Goal: Reply with one number: the count of lines in the records below that hold "Genauigkeit".

Data tied to figure images:
|---|
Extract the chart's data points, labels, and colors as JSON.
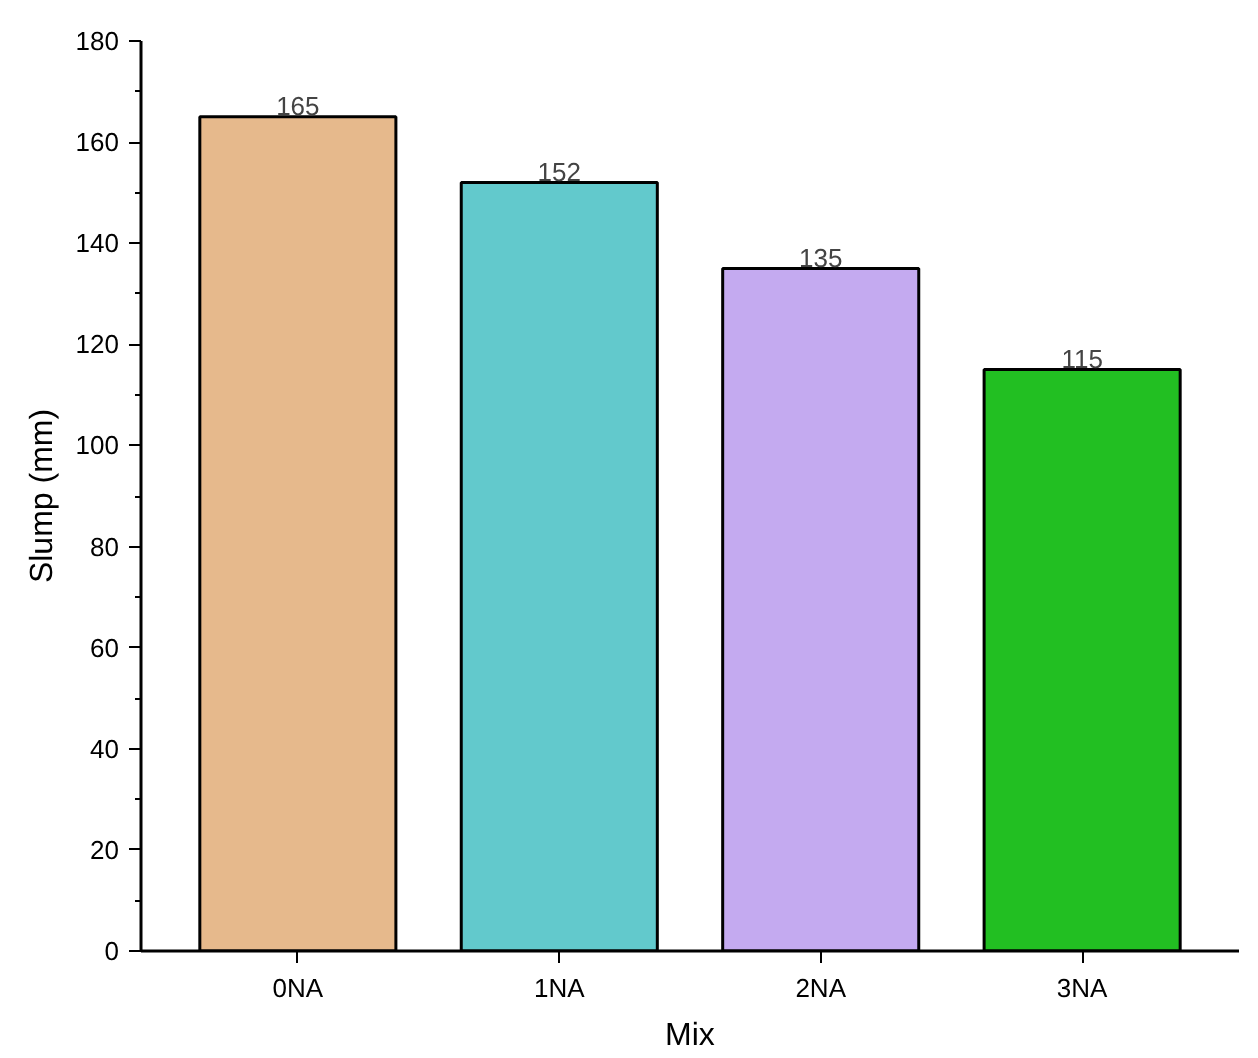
{
  "chart_data": {
    "type": "bar",
    "xlabel": "Mix",
    "ylabel": "Slump (mm)",
    "categories": [
      "0NA",
      "1NA",
      "2NA",
      "3NA"
    ],
    "values": [
      165,
      152,
      135,
      115
    ],
    "colors": [
      "#e6b98c",
      "#62c9cc",
      "#c4aaf0",
      "#22bf22"
    ],
    "ylim": [
      0,
      180
    ],
    "yticks": [
      0,
      20,
      40,
      60,
      80,
      100,
      120,
      140,
      160,
      180
    ],
    "data_labels": true
  }
}
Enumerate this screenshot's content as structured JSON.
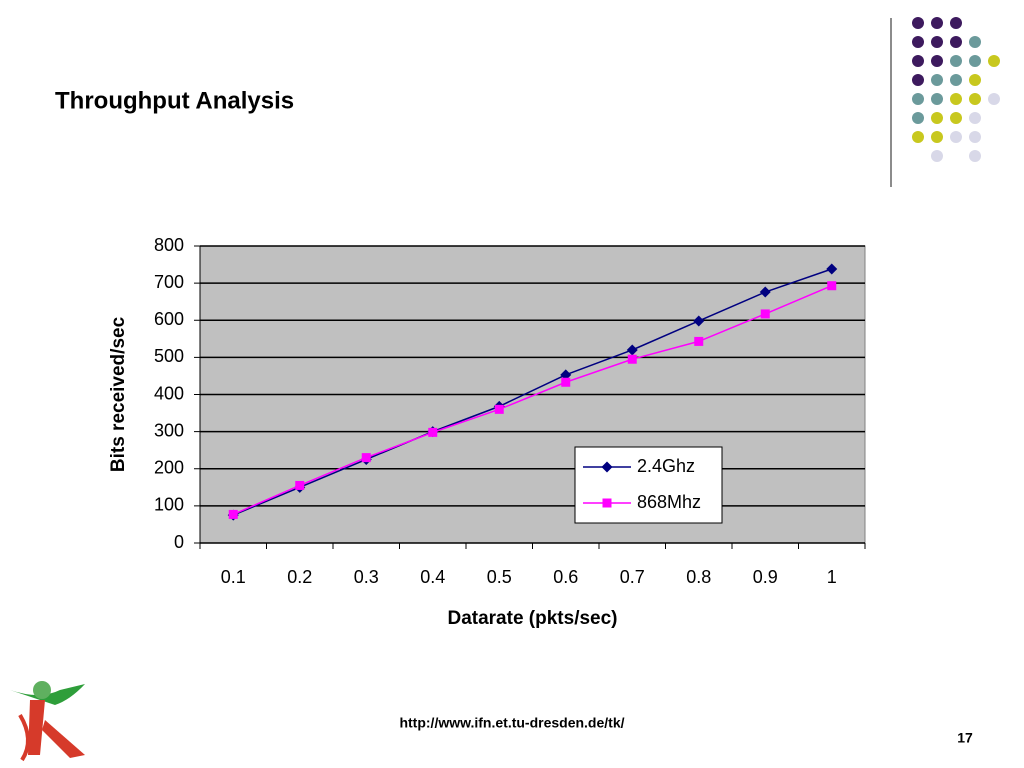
{
  "chart_data": {
    "type": "line",
    "title": "Throughput Analysis",
    "x_label": "Datarate (pkts/sec)",
    "y_label": "Bits received/sec",
    "categories": [
      "0.1",
      "0.2",
      "0.3",
      "0.4",
      "0.5",
      "0.6",
      "0.7",
      "0.8",
      "0.9",
      "1"
    ],
    "series": [
      {
        "name": "2.4Ghz",
        "color": "#000080",
        "marker": "diamond",
        "values": [
          75,
          150,
          225,
          300,
          368,
          453,
          520,
          598,
          676,
          738
        ]
      },
      {
        "name": "868Mhz",
        "color": "#ff00ff",
        "marker": "square",
        "values": [
          77,
          155,
          230,
          298,
          360,
          433,
          495,
          543,
          617,
          693
        ]
      }
    ],
    "ylim": [
      0,
      800
    ],
    "yticks": [
      0,
      100,
      200,
      300,
      400,
      500,
      600,
      700,
      800
    ],
    "grid": true,
    "plot_background": "#c0c0c0",
    "legend": "lower-right"
  },
  "footer": {
    "url": "http://www.ifn.et.tu-dresden.de/tk/",
    "page_number": "17"
  }
}
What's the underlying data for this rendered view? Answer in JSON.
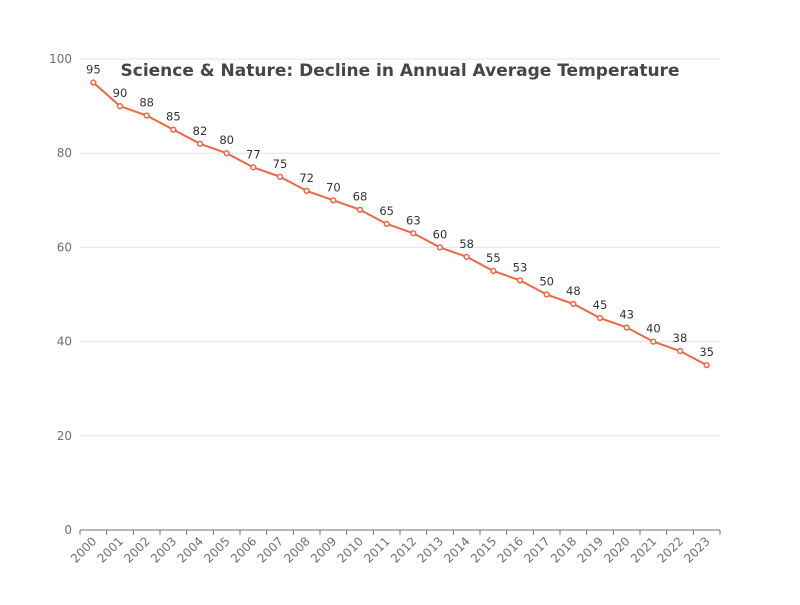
{
  "chart_data": {
    "type": "line",
    "title": "Science & Nature: Decline in Annual Average Temperature",
    "xlabel": "",
    "ylabel": "",
    "x": [
      "2000",
      "2001",
      "2002",
      "2003",
      "2004",
      "2005",
      "2006",
      "2007",
      "2008",
      "2009",
      "2010",
      "2011",
      "2012",
      "2013",
      "2014",
      "2015",
      "2016",
      "2017",
      "2018",
      "2019",
      "2020",
      "2021",
      "2022",
      "2023"
    ],
    "series": [
      {
        "values": [
          95,
          90,
          88,
          85,
          82,
          80,
          77,
          75,
          72,
          70,
          68,
          65,
          63,
          60,
          58,
          55,
          53,
          50,
          48,
          45,
          43,
          40,
          38,
          35
        ]
      }
    ],
    "ylim": [
      0,
      100
    ],
    "yticks": [
      0,
      20,
      40,
      60,
      80,
      100
    ],
    "grid": true,
    "legend": "none",
    "line_color": "#ee6644"
  }
}
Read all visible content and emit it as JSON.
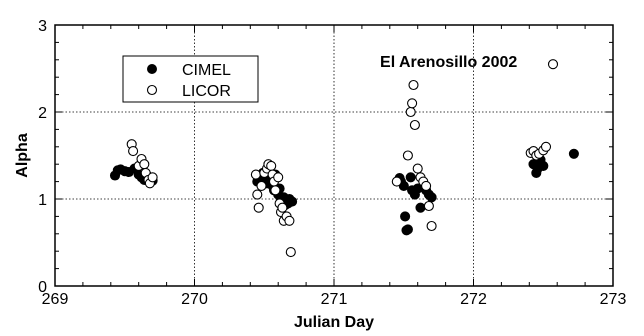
{
  "chart_data": {
    "type": "scatter",
    "title": "",
    "annotation": "El Arenosillo 2002",
    "xlabel": "Julian Day",
    "ylabel": "Alpha",
    "xlim": [
      269,
      273
    ],
    "ylim": [
      0,
      3
    ],
    "xticks": [
      269,
      270,
      271,
      272,
      273
    ],
    "yticks": [
      0,
      1,
      2,
      3
    ],
    "xtick_labels": [
      "269",
      "270",
      "271",
      "272",
      "273"
    ],
    "ytick_labels": [
      "0",
      "1",
      "2",
      "3"
    ],
    "grid": true,
    "legend_position": "top-left",
    "series": [
      {
        "name": "CIMEL",
        "marker": "filled-circle",
        "color": "#000000",
        "points": [
          [
            269.43,
            1.27
          ],
          [
            269.45,
            1.33
          ],
          [
            269.47,
            1.34
          ],
          [
            269.5,
            1.32
          ],
          [
            269.53,
            1.31
          ],
          [
            269.57,
            1.35
          ],
          [
            269.6,
            1.28
          ],
          [
            269.62,
            1.25
          ],
          [
            269.64,
            1.22
          ],
          [
            269.66,
            1.27
          ],
          [
            269.68,
            1.24
          ],
          [
            269.7,
            1.21
          ],
          [
            270.45,
            1.2
          ],
          [
            270.47,
            1.25
          ],
          [
            270.49,
            1.3
          ],
          [
            270.5,
            1.22
          ],
          [
            270.52,
            1.18
          ],
          [
            270.53,
            1.32
          ],
          [
            270.55,
            1.24
          ],
          [
            270.56,
            1.15
          ],
          [
            270.57,
            1.1
          ],
          [
            270.58,
            1.28
          ],
          [
            270.6,
            1.05
          ],
          [
            270.61,
            1.12
          ],
          [
            270.62,
            1.0
          ],
          [
            270.63,
            0.97
          ],
          [
            270.64,
            1.02
          ],
          [
            270.65,
            0.93
          ],
          [
            270.66,
            0.98
          ],
          [
            270.67,
            0.95
          ],
          [
            270.68,
            1.0
          ],
          [
            270.7,
            0.97
          ],
          [
            271.47,
            1.24
          ],
          [
            271.48,
            1.2
          ],
          [
            271.5,
            1.15
          ],
          [
            271.51,
            0.8
          ],
          [
            271.52,
            0.64
          ],
          [
            271.53,
            0.65
          ],
          [
            271.55,
            1.25
          ],
          [
            271.56,
            1.1
          ],
          [
            271.58,
            1.05
          ],
          [
            271.6,
            1.12
          ],
          [
            271.62,
            0.9
          ],
          [
            271.64,
            1.15
          ],
          [
            271.66,
            1.1
          ],
          [
            271.68,
            1.05
          ],
          [
            271.7,
            1.02
          ],
          [
            272.43,
            1.4
          ],
          [
            272.45,
            1.3
          ],
          [
            272.46,
            1.35
          ],
          [
            272.48,
            1.45
          ],
          [
            272.5,
            1.38
          ],
          [
            272.72,
            1.52
          ]
        ]
      },
      {
        "name": "LICOR",
        "marker": "open-circle",
        "color": "#000000",
        "points": [
          [
            269.55,
            1.63
          ],
          [
            269.56,
            1.55
          ],
          [
            269.6,
            1.38
          ],
          [
            269.62,
            1.46
          ],
          [
            269.64,
            1.4
          ],
          [
            269.65,
            1.3
          ],
          [
            269.67,
            1.22
          ],
          [
            269.68,
            1.18
          ],
          [
            269.7,
            1.25
          ],
          [
            270.44,
            1.28
          ],
          [
            270.45,
            1.05
          ],
          [
            270.46,
            0.9
          ],
          [
            270.48,
            1.15
          ],
          [
            270.5,
            1.3
          ],
          [
            270.52,
            1.35
          ],
          [
            270.53,
            1.4
          ],
          [
            270.55,
            1.38
          ],
          [
            270.56,
            1.28
          ],
          [
            270.57,
            1.2
          ],
          [
            270.58,
            1.1
          ],
          [
            270.6,
            1.25
          ],
          [
            270.61,
            0.95
          ],
          [
            270.62,
            0.85
          ],
          [
            270.63,
            0.9
          ],
          [
            270.64,
            0.75
          ],
          [
            270.66,
            0.8
          ],
          [
            270.68,
            0.75
          ],
          [
            270.69,
            0.39
          ],
          [
            271.45,
            1.2
          ],
          [
            271.53,
            1.5
          ],
          [
            271.55,
            2.0
          ],
          [
            271.56,
            2.1
          ],
          [
            271.57,
            2.31
          ],
          [
            271.58,
            1.85
          ],
          [
            271.6,
            1.35
          ],
          [
            271.62,
            1.25
          ],
          [
            271.64,
            1.2
          ],
          [
            271.66,
            1.15
          ],
          [
            271.68,
            0.92
          ],
          [
            271.7,
            0.69
          ],
          [
            272.41,
            1.53
          ],
          [
            272.43,
            1.55
          ],
          [
            272.45,
            1.5
          ],
          [
            272.47,
            1.52
          ],
          [
            272.5,
            1.56
          ],
          [
            272.52,
            1.6
          ],
          [
            272.57,
            2.55
          ]
        ]
      }
    ]
  }
}
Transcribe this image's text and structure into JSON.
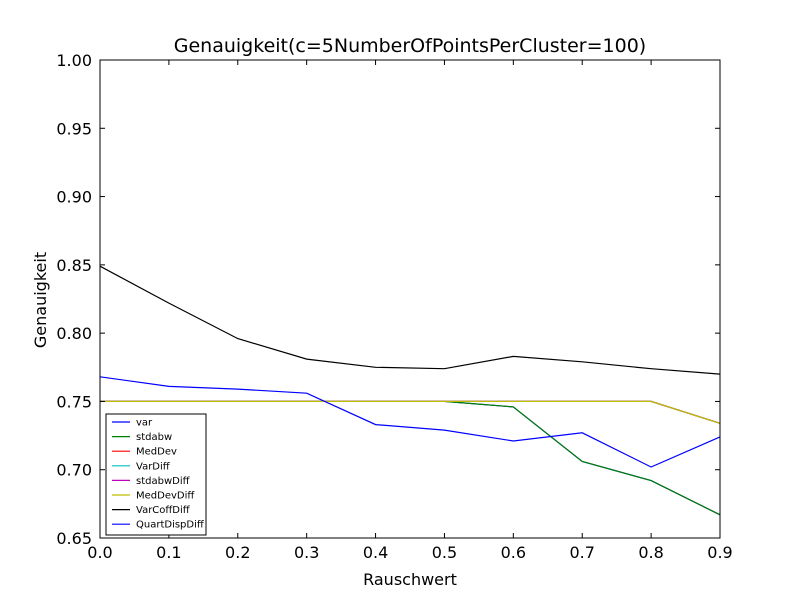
{
  "chart_data": {
    "type": "line",
    "title": "Genauigkeit(c=5NumberOfPointsPerCluster=100)",
    "xlabel": "Rauschwert",
    "ylabel": "Genauigkeit",
    "xlim": [
      0.0,
      0.9
    ],
    "ylim": [
      0.65,
      1.0
    ],
    "xticks": [
      "0.0",
      "0.1",
      "0.2",
      "0.3",
      "0.4",
      "0.5",
      "0.6",
      "0.7",
      "0.8",
      "0.9"
    ],
    "yticks": [
      "0.65",
      "0.70",
      "0.75",
      "0.80",
      "0.85",
      "0.90",
      "0.95",
      "1.00"
    ],
    "grid": false,
    "legend_position": "lower-left",
    "x": [
      0.0,
      0.1,
      0.2,
      0.3,
      0.4,
      0.5,
      0.6,
      0.7,
      0.8,
      0.9
    ],
    "series": [
      {
        "name": "var",
        "color": "#0000ff",
        "values": [
          0.75,
          0.75,
          0.75,
          0.75,
          0.75,
          0.75,
          0.746,
          0.706,
          0.692,
          0.667
        ]
      },
      {
        "name": "stdabw",
        "color": "#008000",
        "values": [
          0.75,
          0.75,
          0.75,
          0.75,
          0.75,
          0.75,
          0.746,
          0.706,
          0.692,
          0.667
        ]
      },
      {
        "name": "MedDev",
        "color": "#ff0000",
        "values": [
          0.75,
          0.75,
          0.75,
          0.75,
          0.75,
          0.75,
          0.75,
          0.75,
          0.75,
          0.734
        ]
      },
      {
        "name": "VarDiff",
        "color": "#00bfbf",
        "values": [
          0.75,
          0.75,
          0.75,
          0.75,
          0.75,
          0.75,
          0.75,
          0.75,
          0.75,
          0.734
        ]
      },
      {
        "name": "stdabwDiff",
        "color": "#bf00bf",
        "values": [
          0.75,
          0.75,
          0.75,
          0.75,
          0.75,
          0.75,
          0.75,
          0.75,
          0.75,
          0.734
        ]
      },
      {
        "name": "MedDevDiff",
        "color": "#bfbf00",
        "values": [
          0.75,
          0.75,
          0.75,
          0.75,
          0.75,
          0.75,
          0.75,
          0.75,
          0.75,
          0.734
        ]
      },
      {
        "name": "VarCoffDiff",
        "color": "#000000",
        "values": [
          0.849,
          0.822,
          0.796,
          0.781,
          0.775,
          0.774,
          0.783,
          0.779,
          0.774,
          0.77
        ]
      },
      {
        "name": "QuartDispDiff",
        "color": "#0000ff",
        "values": [
          0.768,
          0.761,
          0.759,
          0.756,
          0.733,
          0.729,
          0.721,
          0.727,
          0.702,
          0.724
        ]
      }
    ]
  }
}
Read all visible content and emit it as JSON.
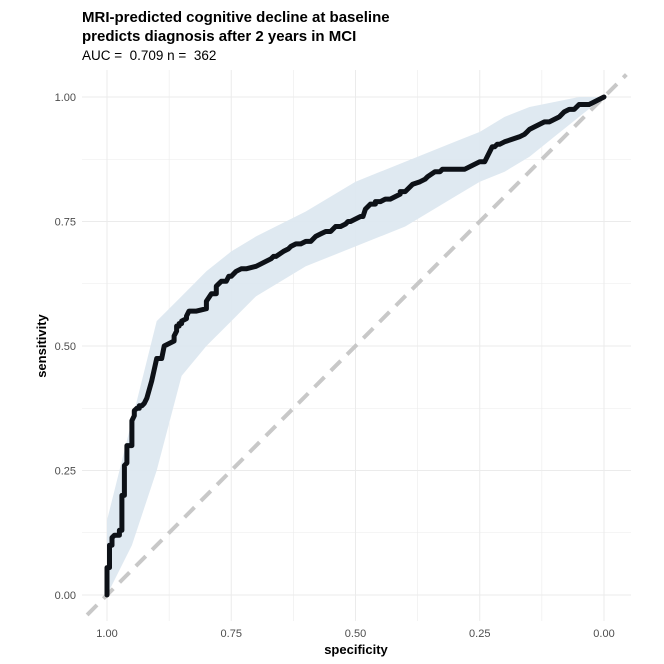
{
  "chart_data": {
    "type": "line",
    "title_line1": "MRI-predicted cognitive decline at baseline",
    "title_line2": "predicts diagnosis after 2 years in MCI",
    "subtitle": "AUC =  0.709 n =  362",
    "xlabel": "specificity",
    "ylabel": "sensitivity",
    "xlim": [
      1.0,
      0.0
    ],
    "x_reversed": true,
    "ylim": [
      0.0,
      1.0
    ],
    "x_ticks": [
      1.0,
      0.75,
      0.5,
      0.25,
      0.0
    ],
    "x_tick_labels": [
      "1.00",
      "0.75",
      "0.50",
      "0.25",
      "0.00"
    ],
    "y_ticks": [
      0.0,
      0.25,
      0.5,
      0.75,
      1.0
    ],
    "y_tick_labels": [
      "0.00",
      "0.25",
      "0.50",
      "0.75",
      "1.00"
    ],
    "grid": true,
    "legend": "none",
    "colors": {
      "roc": "#0d1117",
      "ci_band": "#dde8f0",
      "diagonal": "#c8c8c8",
      "grid": "#ebebeb"
    },
    "series": [
      {
        "kind": "roc_curve",
        "specificity": [
          1.0,
          1.0,
          1.0,
          0.995,
          0.995,
          0.99,
          0.99,
          0.985,
          0.975,
          0.975,
          0.97,
          0.97,
          0.965,
          0.965,
          0.96,
          0.96,
          0.95,
          0.95,
          0.945,
          0.945,
          0.94,
          0.935,
          0.935,
          0.93,
          0.925,
          0.92,
          0.91,
          0.9,
          0.89,
          0.885,
          0.865,
          0.865,
          0.86,
          0.86,
          0.855,
          0.855,
          0.85,
          0.85,
          0.84,
          0.84,
          0.835,
          0.83,
          0.82,
          0.8,
          0.8,
          0.79,
          0.78,
          0.78,
          0.77,
          0.76,
          0.755,
          0.75,
          0.74,
          0.73,
          0.72,
          0.7,
          0.69,
          0.68,
          0.67,
          0.665,
          0.66,
          0.645,
          0.635,
          0.63,
          0.62,
          0.61,
          0.6,
          0.59,
          0.58,
          0.57,
          0.56,
          0.55,
          0.54,
          0.53,
          0.52,
          0.515,
          0.51,
          0.49,
          0.485,
          0.48,
          0.47,
          0.46,
          0.46,
          0.45,
          0.44,
          0.43,
          0.41,
          0.41,
          0.4,
          0.395,
          0.385,
          0.37,
          0.36,
          0.355,
          0.34,
          0.33,
          0.325,
          0.3,
          0.28,
          0.27,
          0.26,
          0.25,
          0.24,
          0.235,
          0.23,
          0.225,
          0.22,
          0.215,
          0.21,
          0.2,
          0.2,
          0.185,
          0.17,
          0.16,
          0.155,
          0.15,
          0.14,
          0.13,
          0.12,
          0.11,
          0.1,
          0.09,
          0.08,
          0.07,
          0.06,
          0.05,
          0.04,
          0.03,
          0.02,
          0.01,
          0.0
        ],
        "sensitivity": [
          0.0,
          0.03,
          0.055,
          0.055,
          0.1,
          0.1,
          0.115,
          0.12,
          0.12,
          0.13,
          0.13,
          0.2,
          0.2,
          0.26,
          0.265,
          0.3,
          0.3,
          0.35,
          0.36,
          0.37,
          0.375,
          0.375,
          0.38,
          0.38,
          0.385,
          0.395,
          0.43,
          0.475,
          0.475,
          0.5,
          0.51,
          0.52,
          0.53,
          0.54,
          0.54,
          0.545,
          0.545,
          0.55,
          0.555,
          0.56,
          0.57,
          0.57,
          0.57,
          0.575,
          0.59,
          0.605,
          0.605,
          0.62,
          0.63,
          0.63,
          0.64,
          0.64,
          0.65,
          0.655,
          0.655,
          0.66,
          0.665,
          0.67,
          0.675,
          0.68,
          0.68,
          0.69,
          0.695,
          0.7,
          0.705,
          0.705,
          0.71,
          0.71,
          0.72,
          0.725,
          0.73,
          0.73,
          0.74,
          0.74,
          0.745,
          0.75,
          0.75,
          0.76,
          0.76,
          0.775,
          0.785,
          0.785,
          0.79,
          0.79,
          0.795,
          0.795,
          0.805,
          0.81,
          0.81,
          0.815,
          0.825,
          0.83,
          0.835,
          0.84,
          0.85,
          0.85,
          0.855,
          0.855,
          0.855,
          0.86,
          0.865,
          0.87,
          0.87,
          0.88,
          0.89,
          0.9,
          0.9,
          0.905,
          0.905,
          0.91,
          0.91,
          0.915,
          0.92,
          0.925,
          0.93,
          0.935,
          0.94,
          0.945,
          0.95,
          0.95,
          0.955,
          0.96,
          0.97,
          0.975,
          0.975,
          0.985,
          0.985,
          0.985,
          0.99,
          0.995,
          1.0
        ]
      },
      {
        "kind": "ci_band",
        "specificity": [
          1.0,
          0.95,
          0.9,
          0.85,
          0.8,
          0.75,
          0.7,
          0.6,
          0.5,
          0.4,
          0.3,
          0.25,
          0.2,
          0.15,
          0.1,
          0.05,
          0.0
        ],
        "lower": [
          0.0,
          0.1,
          0.25,
          0.44,
          0.5,
          0.55,
          0.6,
          0.66,
          0.7,
          0.74,
          0.8,
          0.83,
          0.85,
          0.88,
          0.92,
          0.96,
          1.0
        ],
        "upper": [
          0.15,
          0.35,
          0.55,
          0.6,
          0.65,
          0.69,
          0.72,
          0.77,
          0.83,
          0.87,
          0.91,
          0.93,
          0.96,
          0.98,
          0.99,
          1.0,
          1.0
        ]
      },
      {
        "kind": "reference_diagonal",
        "specificity": [
          1.04,
          -0.045
        ],
        "sensitivity": [
          -0.04,
          1.045
        ]
      }
    ]
  }
}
|---|
Output below: 2